Task to carry out:
Restate the records that follow word for word; no pictures should appear.

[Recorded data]

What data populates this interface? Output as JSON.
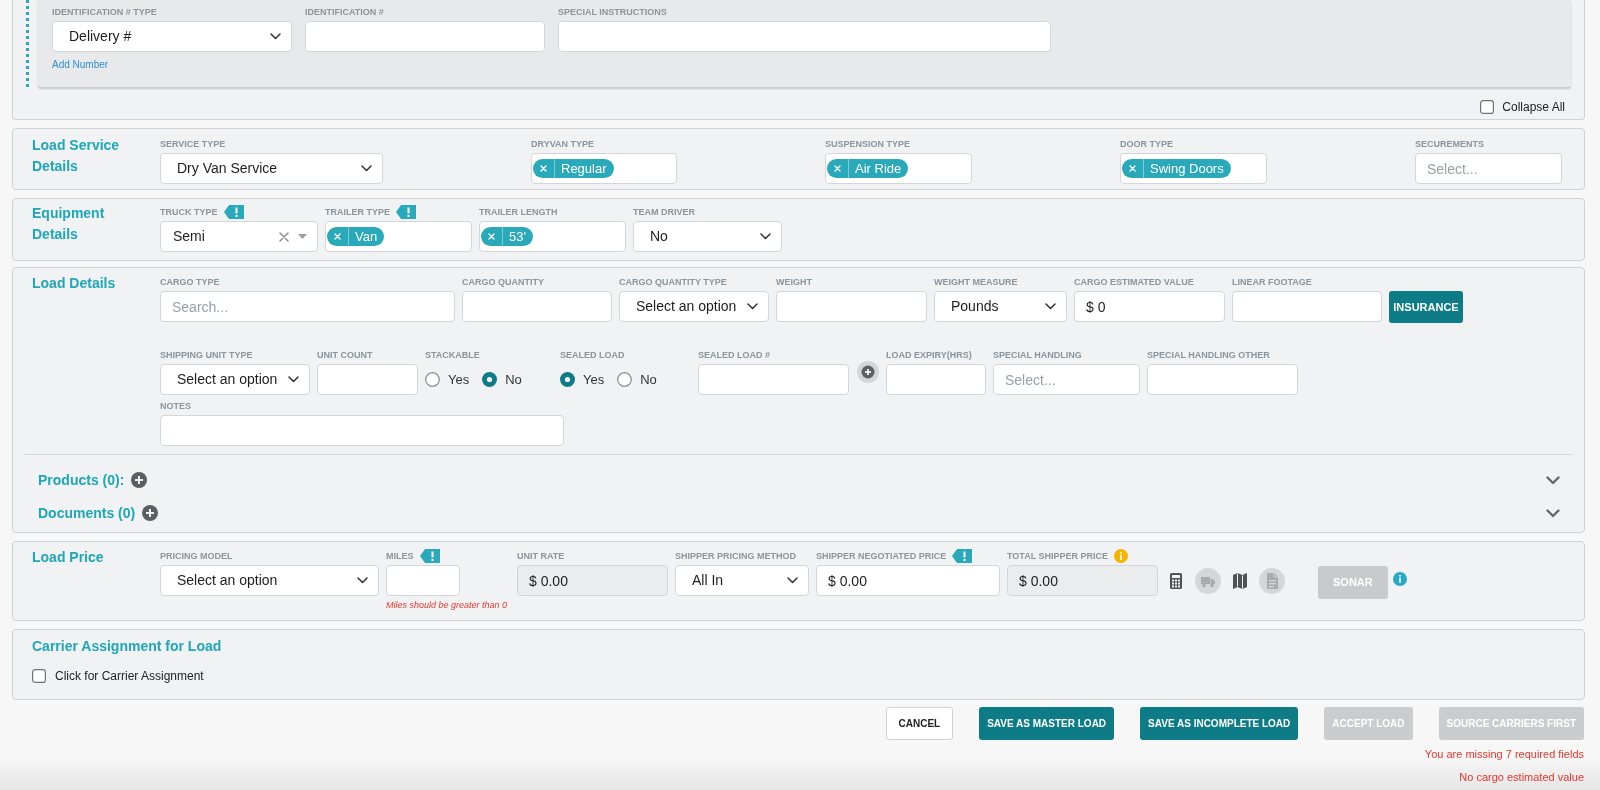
{
  "identification": {
    "fields": [
      {
        "kind": "select",
        "label": "IDENTIFICATION # TYPE",
        "value": "Delivery #"
      },
      {
        "kind": "input",
        "label": "IDENTIFICATION #"
      },
      {
        "kind": "input",
        "label": "SPECIAL INSTRUCTIONS"
      }
    ],
    "link": "Add Number"
  },
  "collapse_all": {
    "label": "Collapse All",
    "checked": false
  },
  "load_service": {
    "title": "Load Service Details",
    "fields": [
      {
        "kind": "select",
        "label": "SERVICE TYPE",
        "value": "Dry Van Service"
      },
      {
        "kind": "tags",
        "label": "DRYVAN TYPE",
        "tags": [
          "Regular"
        ]
      },
      {
        "kind": "tags",
        "label": "SUSPENSION TYPE",
        "tags": [
          "Air Ride"
        ]
      },
      {
        "kind": "tags",
        "label": "DOOR TYPE",
        "tags": [
          "Swing Doors"
        ]
      },
      {
        "kind": "multiselect",
        "label": "SECUREMENTS",
        "placeholder": "Select..."
      }
    ]
  },
  "equipment": {
    "title": "Equipment Details",
    "fields": [
      {
        "kind": "combo",
        "label": "TRUCK TYPE",
        "flagged": true,
        "value": "Semi"
      },
      {
        "kind": "tags",
        "label": "TRAILER TYPE",
        "flagged": true,
        "tags": [
          "Van"
        ]
      },
      {
        "kind": "tags",
        "label": "TRAILER LENGTH",
        "flagged": false,
        "tags": [
          "53'"
        ]
      },
      {
        "kind": "select",
        "label": "TEAM DRIVER",
        "flagged": false,
        "value": "No"
      }
    ]
  },
  "load_details": {
    "title": "Load Details",
    "lines": [
      {
        "fields": [
          {
            "kind": "input",
            "label": "CARGO TYPE",
            "placeholder": "Search..."
          },
          {
            "kind": "input",
            "label": "CARGO QUANTITY"
          },
          {
            "kind": "select",
            "label": "CARGO QUANTITY TYPE",
            "value": "Select an option"
          },
          {
            "kind": "input",
            "label": "WEIGHT"
          },
          {
            "kind": "select",
            "label": "WEIGHT MEASURE",
            "value": "Pounds"
          },
          {
            "kind": "input",
            "label": "CARGO ESTIMATED VALUE",
            "value": "$ 0"
          },
          {
            "kind": "input",
            "label": "LINEAR FOOTAGE"
          },
          {
            "kind": "button",
            "label": "INSURANCE"
          }
        ]
      },
      {
        "fields": [
          {
            "kind": "select",
            "label": "SHIPPING UNIT TYPE",
            "value": "Select an option"
          },
          {
            "kind": "input",
            "label": "UNIT COUNT"
          },
          {
            "kind": "radio",
            "label": "STACKABLE",
            "options": [
              {
                "label": "Yes",
                "selected": false
              },
              {
                "label": "No",
                "selected": true
              }
            ]
          },
          {
            "kind": "radio",
            "label": "SEALED LOAD",
            "options": [
              {
                "label": "Yes",
                "selected": true
              },
              {
                "label": "No",
                "selected": false
              }
            ]
          },
          {
            "kind": "input",
            "label": "SEALED LOAD #",
            "add_button": true
          },
          {
            "kind": "input",
            "label": "LOAD EXPIRY(HRS)"
          },
          {
            "kind": "multiselect",
            "label": "SPECIAL HANDLING",
            "placeholder": "Select..."
          },
          {
            "kind": "input",
            "label": "SPECIAL HANDLING OTHER"
          }
        ]
      },
      {
        "fields": [
          {
            "kind": "input",
            "label": "NOTES"
          }
        ]
      }
    ],
    "expanders": [
      {
        "label": "Products (0):",
        "expanded": false
      },
      {
        "label": "Documents (0)",
        "expanded": false
      }
    ]
  },
  "load_price": {
    "title": "Load Price",
    "fields": [
      {
        "kind": "select",
        "label": "PRICING MODEL",
        "flagged": false,
        "value": "Select an option"
      },
      {
        "kind": "input",
        "label": "MILES",
        "flagged": true,
        "disabled": false,
        "error": "Miles should be greater than 0"
      },
      {
        "kind": "input",
        "label": "UNIT RATE",
        "flagged": false,
        "disabled": true,
        "value": "$ 0.00"
      },
      {
        "kind": "select",
        "label": "SHIPPER PRICING METHOD",
        "flagged": false,
        "value": "All In"
      },
      {
        "kind": "input",
        "label": "SHIPPER NEGOTIATED PRICE",
        "flagged": true,
        "disabled": false,
        "value": "$ 0.00"
      },
      {
        "kind": "input",
        "label": "TOTAL SHIPPER PRICE",
        "flagged": false,
        "info": true,
        "disabled": true,
        "value": "$ 0.00"
      }
    ],
    "tools": [
      {
        "kind": "calculator",
        "disabled": false
      },
      {
        "kind": "truck",
        "disabled": true
      },
      {
        "kind": "map",
        "disabled": false
      },
      {
        "kind": "document",
        "disabled": true
      }
    ],
    "sonar": {
      "label": "SONAR",
      "disabled": true,
      "info": true
    }
  },
  "carrier": {
    "title": "Carrier Assignment for Load",
    "checkbox": {
      "label": "Click for Carrier Assignment",
      "checked": false
    }
  },
  "actions": [
    {
      "label": "CANCEL",
      "kind": "secondary",
      "disabled": false
    },
    {
      "label": "SAVE AS MASTER LOAD",
      "kind": "primary",
      "disabled": false
    },
    {
      "label": "SAVE AS INCOMPLETE LOAD",
      "kind": "primary",
      "disabled": false
    },
    {
      "label": "ACCEPT LOAD",
      "kind": "primary",
      "disabled": true
    },
    {
      "label": "SOURCE CARRIERS FIRST",
      "kind": "primary",
      "disabled": true
    }
  ],
  "errors": [
    "You are missing 7 required fields",
    "No cargo estimated value"
  ]
}
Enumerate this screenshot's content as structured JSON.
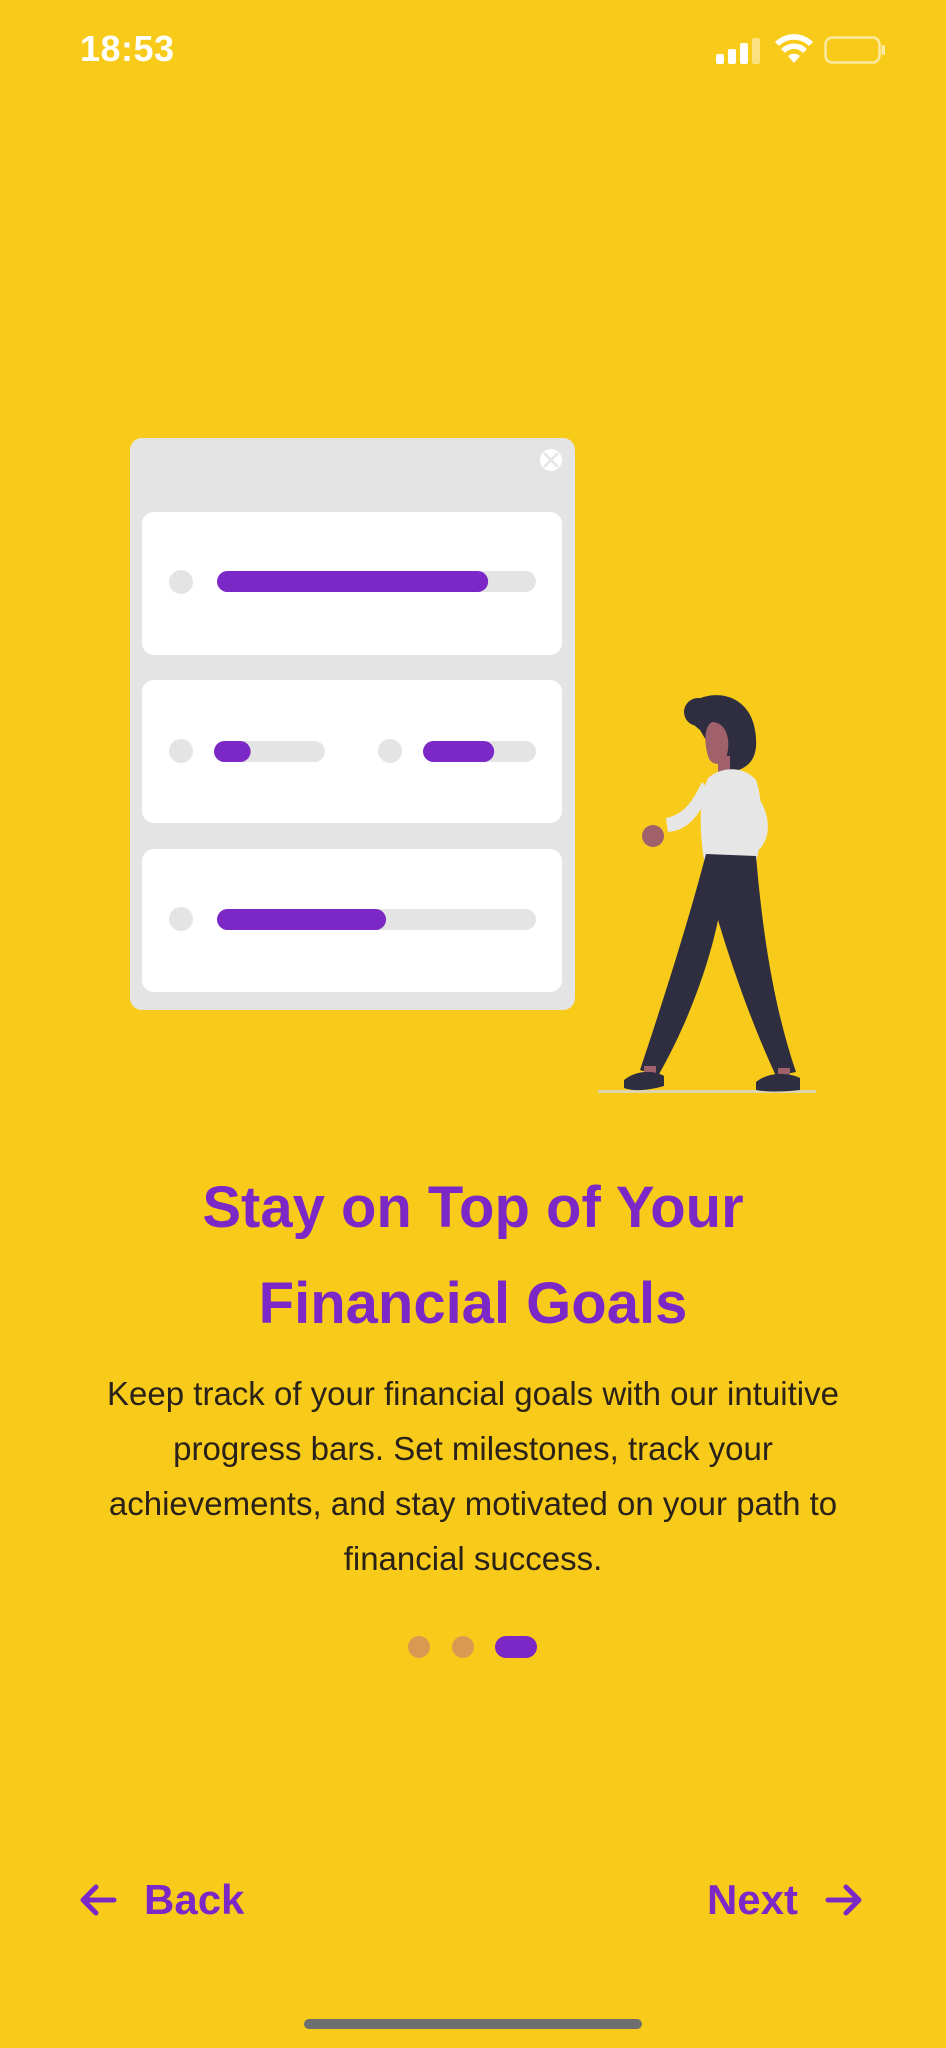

Exercise output:
What data populates this interface? Output as JSON.
{
  "identification": {
    "fields": [
      {
        "kind": "select",
        "label": "IDENTIFICATION # TYPE",
        "value": "Delivery #"
      },
      {
        "kind": "input",
        "label": "IDENTIFICATION #"
      },
      {
        "kind": "input",
        "label": "SPECIAL INSTRUCTIONS"
      }
    ],
    "link": "Add Number"
  },
  "collapse_all": {
    "label": "Collapse All",
    "checked": false
  },
  "load_service": {
    "title": "Load Service Details",
    "fields": [
      {
        "kind": "select",
        "label": "SERVICE TYPE",
        "value": "Dry Van Service"
      },
      {
        "kind": "tags",
        "label": "DRYVAN TYPE",
        "tags": [
          "Regular"
        ]
      },
      {
        "kind": "tags",
        "label": "SUSPENSION TYPE",
        "tags": [
          "Air Ride"
        ]
      },
      {
        "kind": "tags",
        "label": "DOOR TYPE",
        "tags": [
          "Swing Doors"
        ]
      },
      {
        "kind": "multiselect",
        "label": "SECUREMENTS",
        "placeholder": "Select..."
      }
    ]
  },
  "equipment": {
    "title": "Equipment Details",
    "fields": [
      {
        "kind": "combo",
        "label": "TRUCK TYPE",
        "flagged": true,
        "value": "Semi"
      },
      {
        "kind": "tags",
        "label": "TRAILER TYPE",
        "flagged": true,
        "tags": [
          "Van"
        ]
      },
      {
        "kind": "tags",
        "label": "TRAILER LENGTH",
        "flagged": false,
        "tags": [
          "53'"
        ]
      },
      {
        "kind": "select",
        "label": "TEAM DRIVER",
        "flagged": false,
        "value": "No"
      }
    ]
  },
  "load_details": {
    "title": "Load Details",
    "lines": [
      {
        "fields": [
          {
            "kind": "input",
            "label": "CARGO TYPE",
            "placeholder": "Search..."
          },
          {
            "kind": "input",
            "label": "CARGO QUANTITY"
          },
          {
            "kind": "select",
            "label": "CARGO QUANTITY TYPE",
            "value": "Select an option"
          },
          {
            "kind": "input",
            "label": "WEIGHT"
          },
          {
            "kind": "select",
            "label": "WEIGHT MEASURE",
            "value": "Pounds"
          },
          {
            "kind": "input",
            "label": "CARGO ESTIMATED VALUE",
            "value": "$ 0"
          },
          {
            "kind": "input",
            "label": "LINEAR FOOTAGE"
          },
          {
            "kind": "button",
            "label": "INSURANCE"
          }
        ]
      },
      {
        "fields": [
          {
            "kind": "select",
            "label": "SHIPPING UNIT TYPE",
            "value": "Select an option"
          },
          {
            "kind": "input",
            "label": "UNIT COUNT"
          },
          {
            "kind": "radio",
            "label": "STACKABLE",
            "options": [
              {
                "label": "Yes",
                "selected": false
              },
              {
                "label": "No",
                "selected": true
              }
            ]
          },
          {
            "kind": "radio",
            "label": "SEALED LOAD",
            "options": [
              {
                "label": "Yes",
                "selected": true
              },
              {
                "label": "No",
                "selected": false
              }
            ]
          },
          {
            "kind": "input",
            "label": "SEALED LOAD #",
            "add_button": true
          },
          {
            "kind": "input",
            "label": "LOAD EXPIRY(HRS)"
          },
          {
            "kind": "multiselect",
            "label": "SPECIAL HANDLING",
            "placeholder": "Select..."
          },
          {
            "kind": "input",
            "label": "SPECIAL HANDLING OTHER"
          }
        ]
      },
      {
        "fields": [
          {
            "kind": "input",
            "label": "NOTES"
          }
        ]
      }
    ],
    "expanders": [
      {
        "label": "Products (0):",
        "expanded": false
      },
      {
        "label": "Documents (0)",
        "expanded": false
      }
    ]
  },
  "load_price": {
    "title": "Load Price",
    "fields": [
      {
        "kind": "select",
        "label": "PRICING MODEL",
        "flagged": false,
        "value": "Select an option"
      },
      {
        "kind": "input",
        "label": "MILES",
        "flagged": true,
        "disabled": false,
        "error": "Miles should be greater than 0"
      },
      {
        "kind": "input",
        "label": "UNIT RATE",
        "flagged": false,
        "disabled": true,
        "value": "$ 0.00"
      },
      {
        "kind": "select",
        "label": "SHIPPER PRICING METHOD",
        "flagged": false,
        "value": "All In"
      },
      {
        "kind": "input",
        "label": "SHIPPER NEGOTIATED PRICE",
        "flagged": true,
        "disabled": false,
        "value": "$ 0.00"
      },
      {
        "kind": "input",
        "label": "TOTAL SHIPPER PRICE",
        "flagged": false,
        "info": true,
        "disabled": true,
        "value": "$ 0.00"
      }
    ],
    "tools": [
      {
        "kind": "calculator",
        "disabled": false
      },
      {
        "kind": "truck",
        "disabled": true
      },
      {
        "kind": "map",
        "disabled": false
      },
      {
        "kind": "document",
        "disabled": true
      }
    ],
    "sonar": {
      "label": "SONAR",
      "disabled": true,
      "info": true
    }
  },
  "carrier": {
    "title": "Carrier Assignment for Load",
    "checkbox": {
      "label": "Click for Carrier Assignment",
      "checked": false
    }
  },
  "actions": [
    {
      "label": "CANCEL",
      "kind": "secondary",
      "disabled": false
    },
    {
      "label": "SAVE AS MASTER LOAD",
      "kind": "primary",
      "disabled": false
    },
    {
      "label": "SAVE AS INCOMPLETE LOAD",
      "kind": "primary",
      "disabled": false
    },
    {
      "label": "ACCEPT LOAD",
      "kind": "primary",
      "disabled": true
    },
    {
      "label": "SOURCE CARRIERS FIRST",
      "kind": "primary",
      "disabled": true
    }
  ],
  "errors": [
    "You are missing 7 required fields",
    "No cargo estimated value"
  ]
}
Enumerate this screenshot's content as structured JSON.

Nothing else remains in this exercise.